### To be done
Show only lines that include "défense".

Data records
■ ■ ■

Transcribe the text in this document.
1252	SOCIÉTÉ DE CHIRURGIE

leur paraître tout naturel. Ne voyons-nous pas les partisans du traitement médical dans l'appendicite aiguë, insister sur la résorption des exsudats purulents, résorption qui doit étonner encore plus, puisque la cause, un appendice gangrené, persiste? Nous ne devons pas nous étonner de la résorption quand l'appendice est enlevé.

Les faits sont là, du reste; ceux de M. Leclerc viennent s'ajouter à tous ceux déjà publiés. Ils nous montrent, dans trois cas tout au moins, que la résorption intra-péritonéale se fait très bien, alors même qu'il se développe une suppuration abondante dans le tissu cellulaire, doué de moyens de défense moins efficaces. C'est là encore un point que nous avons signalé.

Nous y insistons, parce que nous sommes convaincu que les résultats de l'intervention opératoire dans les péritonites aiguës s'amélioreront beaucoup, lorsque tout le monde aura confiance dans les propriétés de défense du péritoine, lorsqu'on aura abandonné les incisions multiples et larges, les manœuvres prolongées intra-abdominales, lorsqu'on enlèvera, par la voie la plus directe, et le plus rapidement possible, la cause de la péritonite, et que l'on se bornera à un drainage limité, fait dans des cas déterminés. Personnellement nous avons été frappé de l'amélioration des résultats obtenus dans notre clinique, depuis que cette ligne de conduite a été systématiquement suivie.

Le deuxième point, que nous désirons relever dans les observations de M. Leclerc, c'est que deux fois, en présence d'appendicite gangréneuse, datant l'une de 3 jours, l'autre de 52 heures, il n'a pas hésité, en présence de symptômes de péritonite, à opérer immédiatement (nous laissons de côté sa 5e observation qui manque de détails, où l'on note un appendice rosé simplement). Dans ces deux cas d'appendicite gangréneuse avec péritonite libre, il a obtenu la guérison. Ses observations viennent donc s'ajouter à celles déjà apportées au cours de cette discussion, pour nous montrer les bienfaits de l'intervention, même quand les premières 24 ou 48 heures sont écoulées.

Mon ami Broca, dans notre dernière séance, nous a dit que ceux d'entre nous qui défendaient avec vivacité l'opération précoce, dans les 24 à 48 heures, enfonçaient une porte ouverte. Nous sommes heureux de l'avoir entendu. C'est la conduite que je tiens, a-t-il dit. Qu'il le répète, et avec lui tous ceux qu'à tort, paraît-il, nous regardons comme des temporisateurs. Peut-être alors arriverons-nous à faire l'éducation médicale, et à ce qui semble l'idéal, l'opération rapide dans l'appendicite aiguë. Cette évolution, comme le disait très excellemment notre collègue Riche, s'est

■ ■ ■

### Solution
Les faits sont là, du reste; ceux de M. Leclerc viennent s'ajouter à tous ceux déjà publiés. Ils nous montrent, dans trois cas tout au moins, que la résorption intra-péritonéale se fait très bien, alors même qu'il se développe une suppuration abondante dans le tissu cellulaire, doué de moyens de défense moins efficaces. C'est là encore un point que nous avons signalé.
Nous y insistons, parce que nous sommes convaincu que les résultats de l'intervention opératoire dans les péritonites aiguës s'amélioreront beaucoup, lorsque tout le monde aura confiance dans les propriétés de défense du péritoine, lorsqu'on aura abandonné les incisions multiples et larges, les manœuvres prolongées intra-abdominales, lorsqu'on enlèvera, par la voie la plus directe, et le plus rapidement possible, la cause de la péritonite, et que l'on se bornera à un drainage limité, fait dans des cas déterminés. Personnellement nous avons été frappé de l'amélioration des résultats obtenus dans notre clinique, depuis que cette ligne de conduite a été systématiquement suivie.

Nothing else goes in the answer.